[Extracts from a graphics dataset]
-*-

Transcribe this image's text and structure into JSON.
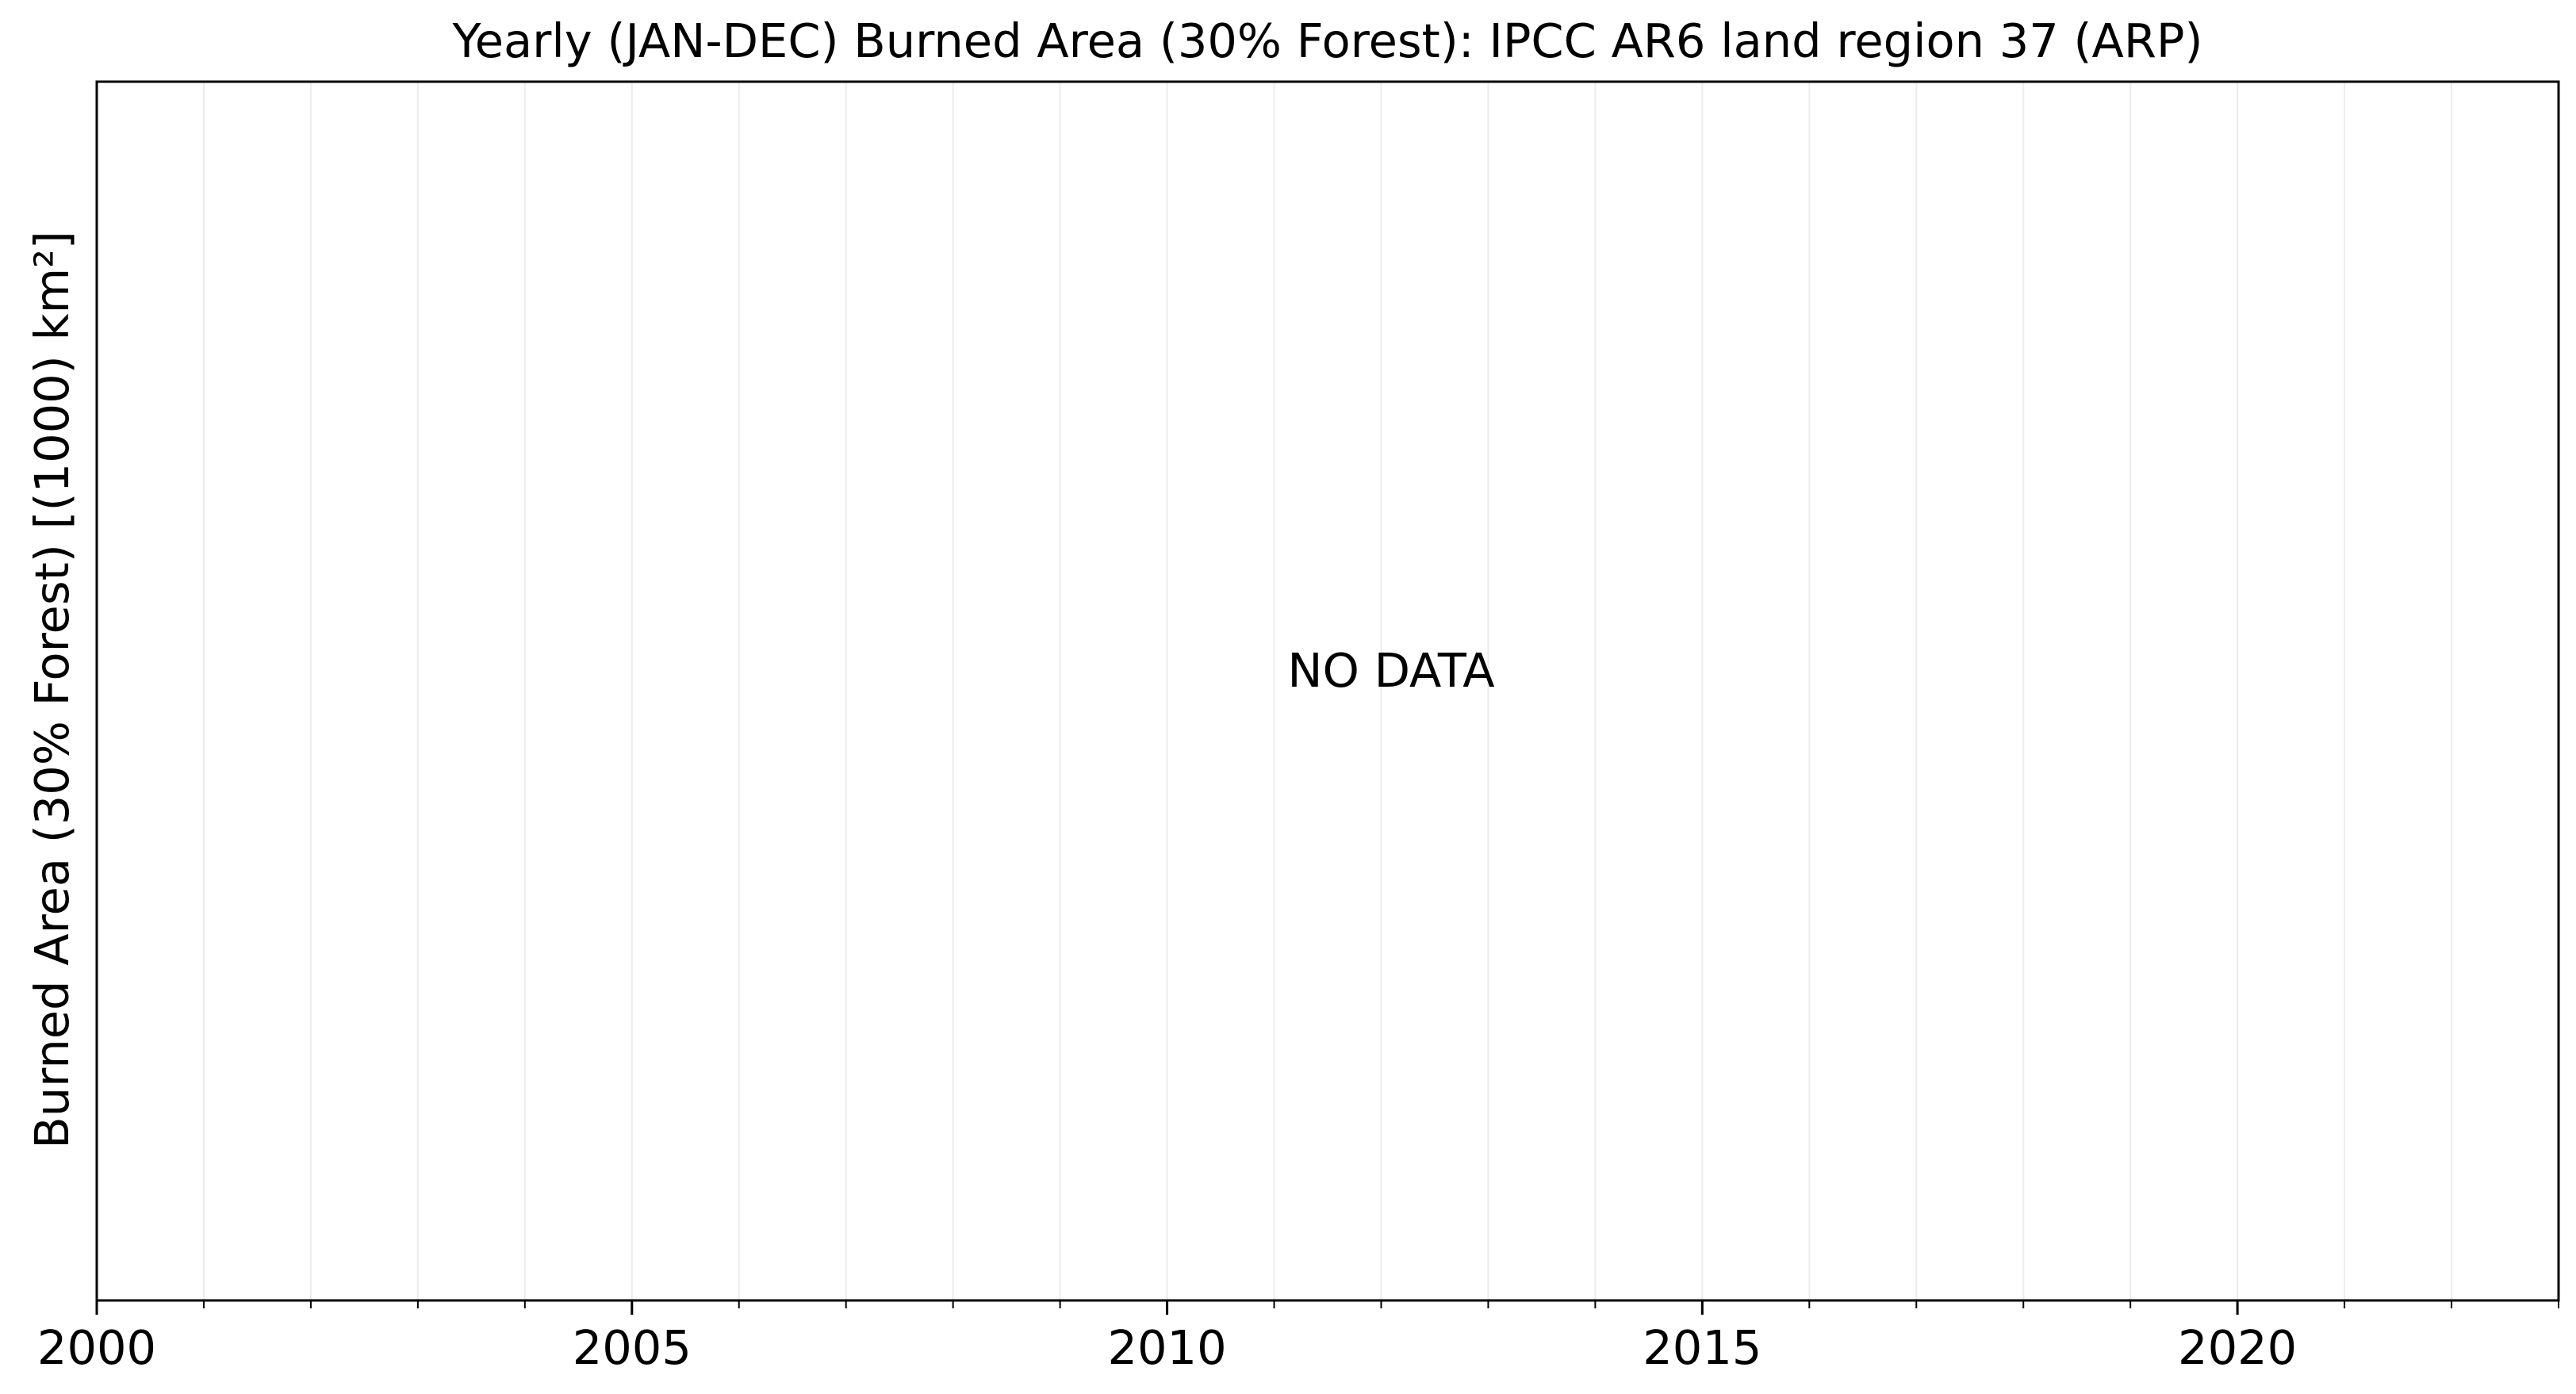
{
  "chart_data": {
    "type": "line",
    "title": "Yearly (JAN-DEC) Burned Area (30% Forest): IPCC AR6 land region 37 (ARP)",
    "ylabel": "Burned Area (30% Forest) [(1000) km²]",
    "xlabel": "",
    "xlim": [
      2000,
      2023
    ],
    "x_major_ticks": [
      2000,
      2005,
      2010,
      2015,
      2020
    ],
    "x_tick_labels": [
      "2000",
      "2005",
      "2010",
      "2015",
      "2020"
    ],
    "x_minor_ticks": [
      2001,
      2002,
      2003,
      2004,
      2006,
      2007,
      2008,
      2009,
      2011,
      2012,
      2013,
      2014,
      2016,
      2017,
      2018,
      2019,
      2021,
      2022,
      2023
    ],
    "grid": true,
    "series": [],
    "annotation": "NO DATA"
  }
}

-*-

Without the pictures, restate each entry exactly.

_Full solution_
Transcribe this image's text and structure into JSON.
{
  "chart_data": {
    "type": "line",
    "title": "Yearly (JAN-DEC) Burned Area (30% Forest): IPCC AR6 land region 37 (ARP)",
    "ylabel": "Burned Area (30% Forest) [(1000) km²]",
    "xlabel": "",
    "xlim": [
      2000,
      2023
    ],
    "x_major_ticks": [
      2000,
      2005,
      2010,
      2015,
      2020
    ],
    "x_tick_labels": [
      "2000",
      "2005",
      "2010",
      "2015",
      "2020"
    ],
    "x_minor_ticks": [
      2001,
      2002,
      2003,
      2004,
      2006,
      2007,
      2008,
      2009,
      2011,
      2012,
      2013,
      2014,
      2016,
      2017,
      2018,
      2019,
      2021,
      2022,
      2023
    ],
    "grid": true,
    "series": [],
    "annotation": "NO DATA"
  }
}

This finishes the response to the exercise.